- Records for the exercise:
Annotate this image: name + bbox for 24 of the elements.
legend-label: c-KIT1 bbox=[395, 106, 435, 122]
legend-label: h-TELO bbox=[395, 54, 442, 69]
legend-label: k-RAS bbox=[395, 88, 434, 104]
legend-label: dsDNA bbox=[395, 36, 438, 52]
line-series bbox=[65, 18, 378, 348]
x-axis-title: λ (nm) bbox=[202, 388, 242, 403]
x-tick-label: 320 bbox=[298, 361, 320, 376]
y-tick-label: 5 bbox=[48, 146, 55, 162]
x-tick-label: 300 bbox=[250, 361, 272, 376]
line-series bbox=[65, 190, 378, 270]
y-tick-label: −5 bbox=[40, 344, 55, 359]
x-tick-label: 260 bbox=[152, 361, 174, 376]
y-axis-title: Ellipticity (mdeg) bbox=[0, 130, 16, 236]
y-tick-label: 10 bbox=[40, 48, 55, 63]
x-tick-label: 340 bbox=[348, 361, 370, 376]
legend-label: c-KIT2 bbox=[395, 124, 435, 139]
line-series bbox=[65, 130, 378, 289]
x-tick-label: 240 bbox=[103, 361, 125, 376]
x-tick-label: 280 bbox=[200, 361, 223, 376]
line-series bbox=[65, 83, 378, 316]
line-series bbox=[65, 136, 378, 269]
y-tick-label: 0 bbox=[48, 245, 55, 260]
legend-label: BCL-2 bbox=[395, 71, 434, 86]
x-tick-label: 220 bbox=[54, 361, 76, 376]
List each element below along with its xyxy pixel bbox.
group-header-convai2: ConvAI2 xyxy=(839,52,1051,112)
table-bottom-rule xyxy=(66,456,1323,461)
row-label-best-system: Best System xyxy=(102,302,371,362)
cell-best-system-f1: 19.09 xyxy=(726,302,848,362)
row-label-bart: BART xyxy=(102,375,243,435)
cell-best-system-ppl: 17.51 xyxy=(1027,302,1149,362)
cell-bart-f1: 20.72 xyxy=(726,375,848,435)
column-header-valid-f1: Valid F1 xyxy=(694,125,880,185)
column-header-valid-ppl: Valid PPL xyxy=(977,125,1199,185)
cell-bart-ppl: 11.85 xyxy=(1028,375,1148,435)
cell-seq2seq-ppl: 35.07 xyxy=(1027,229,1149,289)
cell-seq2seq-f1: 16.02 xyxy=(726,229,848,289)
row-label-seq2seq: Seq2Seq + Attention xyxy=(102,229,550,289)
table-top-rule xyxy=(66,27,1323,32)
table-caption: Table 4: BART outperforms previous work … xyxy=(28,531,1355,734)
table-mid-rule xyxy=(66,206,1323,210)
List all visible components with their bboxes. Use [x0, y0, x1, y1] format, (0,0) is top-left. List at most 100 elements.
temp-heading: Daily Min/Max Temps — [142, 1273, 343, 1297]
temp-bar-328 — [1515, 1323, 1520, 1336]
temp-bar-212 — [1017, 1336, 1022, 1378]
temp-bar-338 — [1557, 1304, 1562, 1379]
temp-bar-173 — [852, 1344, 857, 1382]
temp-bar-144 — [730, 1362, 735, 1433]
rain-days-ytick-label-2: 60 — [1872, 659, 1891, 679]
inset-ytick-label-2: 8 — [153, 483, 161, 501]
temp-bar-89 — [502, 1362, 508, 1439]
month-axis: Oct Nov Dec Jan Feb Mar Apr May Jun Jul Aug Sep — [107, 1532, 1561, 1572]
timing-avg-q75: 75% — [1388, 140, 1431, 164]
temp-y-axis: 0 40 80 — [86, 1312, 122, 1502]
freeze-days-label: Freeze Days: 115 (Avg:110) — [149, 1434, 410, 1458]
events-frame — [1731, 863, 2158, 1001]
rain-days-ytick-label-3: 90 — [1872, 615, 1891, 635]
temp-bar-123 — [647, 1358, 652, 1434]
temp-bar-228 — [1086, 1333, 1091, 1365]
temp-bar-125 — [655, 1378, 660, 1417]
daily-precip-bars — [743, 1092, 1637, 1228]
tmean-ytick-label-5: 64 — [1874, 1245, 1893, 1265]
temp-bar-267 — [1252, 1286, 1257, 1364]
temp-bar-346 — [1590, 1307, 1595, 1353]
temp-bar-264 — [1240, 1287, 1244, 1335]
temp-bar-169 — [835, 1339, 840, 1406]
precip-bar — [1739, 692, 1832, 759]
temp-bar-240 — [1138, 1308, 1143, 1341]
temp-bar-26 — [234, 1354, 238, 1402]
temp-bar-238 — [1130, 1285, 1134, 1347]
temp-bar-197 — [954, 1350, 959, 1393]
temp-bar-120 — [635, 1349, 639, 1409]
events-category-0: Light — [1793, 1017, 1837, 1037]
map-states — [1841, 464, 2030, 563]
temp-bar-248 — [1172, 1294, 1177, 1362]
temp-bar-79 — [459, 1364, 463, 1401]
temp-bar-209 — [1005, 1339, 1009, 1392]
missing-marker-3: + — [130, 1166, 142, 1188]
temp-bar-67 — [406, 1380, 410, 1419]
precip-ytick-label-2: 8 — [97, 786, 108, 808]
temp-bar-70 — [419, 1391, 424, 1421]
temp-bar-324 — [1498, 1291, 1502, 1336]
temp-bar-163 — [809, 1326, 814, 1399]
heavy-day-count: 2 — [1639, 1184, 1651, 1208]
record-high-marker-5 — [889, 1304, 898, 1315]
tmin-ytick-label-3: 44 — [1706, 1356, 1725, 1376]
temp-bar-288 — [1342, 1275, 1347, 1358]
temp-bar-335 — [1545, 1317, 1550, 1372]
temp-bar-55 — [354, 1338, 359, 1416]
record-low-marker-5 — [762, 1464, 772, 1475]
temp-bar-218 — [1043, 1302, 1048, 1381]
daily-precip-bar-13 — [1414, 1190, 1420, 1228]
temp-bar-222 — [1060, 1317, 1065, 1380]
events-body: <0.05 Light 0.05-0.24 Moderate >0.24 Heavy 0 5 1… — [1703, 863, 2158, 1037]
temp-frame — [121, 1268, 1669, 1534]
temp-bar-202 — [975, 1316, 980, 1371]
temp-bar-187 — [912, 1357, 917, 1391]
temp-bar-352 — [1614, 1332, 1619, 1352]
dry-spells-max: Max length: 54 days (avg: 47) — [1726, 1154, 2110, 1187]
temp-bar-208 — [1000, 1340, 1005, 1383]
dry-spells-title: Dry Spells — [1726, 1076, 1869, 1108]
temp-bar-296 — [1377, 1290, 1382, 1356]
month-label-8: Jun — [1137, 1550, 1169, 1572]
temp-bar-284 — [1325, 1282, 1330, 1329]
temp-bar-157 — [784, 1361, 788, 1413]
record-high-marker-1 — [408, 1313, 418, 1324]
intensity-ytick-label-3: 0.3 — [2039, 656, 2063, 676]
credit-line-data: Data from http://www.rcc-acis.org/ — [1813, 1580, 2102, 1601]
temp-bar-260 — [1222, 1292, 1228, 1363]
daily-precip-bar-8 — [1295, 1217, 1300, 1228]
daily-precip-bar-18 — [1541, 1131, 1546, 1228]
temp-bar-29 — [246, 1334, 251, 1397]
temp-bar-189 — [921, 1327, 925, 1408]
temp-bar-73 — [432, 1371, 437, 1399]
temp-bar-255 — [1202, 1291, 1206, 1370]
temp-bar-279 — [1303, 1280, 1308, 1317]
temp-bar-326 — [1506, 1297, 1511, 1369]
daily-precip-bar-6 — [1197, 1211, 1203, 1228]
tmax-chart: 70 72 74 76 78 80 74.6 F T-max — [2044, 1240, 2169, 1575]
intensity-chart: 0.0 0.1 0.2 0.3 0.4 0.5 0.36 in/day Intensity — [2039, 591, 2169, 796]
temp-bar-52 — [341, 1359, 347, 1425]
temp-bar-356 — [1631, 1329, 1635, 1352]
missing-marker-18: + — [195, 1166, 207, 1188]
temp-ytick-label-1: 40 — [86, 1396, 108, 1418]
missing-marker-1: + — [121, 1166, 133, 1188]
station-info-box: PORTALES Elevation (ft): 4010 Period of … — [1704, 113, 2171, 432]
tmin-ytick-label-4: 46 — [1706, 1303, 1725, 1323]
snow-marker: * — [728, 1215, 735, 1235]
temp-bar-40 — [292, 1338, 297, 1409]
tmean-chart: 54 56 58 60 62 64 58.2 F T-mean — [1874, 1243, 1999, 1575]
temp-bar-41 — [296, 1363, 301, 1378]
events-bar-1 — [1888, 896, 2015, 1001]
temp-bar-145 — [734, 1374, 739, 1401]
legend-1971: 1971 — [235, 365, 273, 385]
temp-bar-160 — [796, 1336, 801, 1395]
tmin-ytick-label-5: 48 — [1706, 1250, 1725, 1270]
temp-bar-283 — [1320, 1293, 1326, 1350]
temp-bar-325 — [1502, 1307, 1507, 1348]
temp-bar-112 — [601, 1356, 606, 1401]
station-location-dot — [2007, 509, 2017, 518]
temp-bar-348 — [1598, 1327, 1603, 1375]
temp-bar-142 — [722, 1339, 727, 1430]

- The task:
Update the material from its first line through the line that contains "List each element", replacing "line-series" with "curve" wherever it appears and leaving everything else unchanged.

- Expected answer:
Annotate this image: name + bbox for 24 of the elements.
legend-label: c-KIT1 bbox=[395, 106, 435, 122]
legend-label: h-TELO bbox=[395, 54, 442, 69]
legend-label: k-RAS bbox=[395, 88, 434, 104]
legend-label: dsDNA bbox=[395, 36, 438, 52]
curve bbox=[65, 18, 378, 348]
x-axis-title: λ (nm) bbox=[202, 388, 242, 403]
x-tick-label: 320 bbox=[298, 361, 320, 376]
y-tick-label: 5 bbox=[48, 146, 55, 162]
x-tick-label: 300 bbox=[250, 361, 272, 376]
curve bbox=[65, 190, 378, 270]
y-tick-label: −5 bbox=[40, 344, 55, 359]
x-tick-label: 260 bbox=[152, 361, 174, 376]
y-axis-title: Ellipticity (mdeg) bbox=[0, 130, 16, 236]
y-tick-label: 10 bbox=[40, 48, 55, 63]
x-tick-label: 340 bbox=[348, 361, 370, 376]
legend-label: c-KIT2 bbox=[395, 124, 435, 139]
curve bbox=[65, 130, 378, 289]
x-tick-label: 240 bbox=[103, 361, 125, 376]
x-tick-label: 280 bbox=[200, 361, 223, 376]
curve bbox=[65, 83, 378, 316]
curve bbox=[65, 136, 378, 269]
y-tick-label: 0 bbox=[48, 245, 55, 260]
legend-label: BCL-2 bbox=[395, 71, 434, 86]
x-tick-label: 220 bbox=[54, 361, 76, 376]
List each element below along with its xyxy pixel bbox.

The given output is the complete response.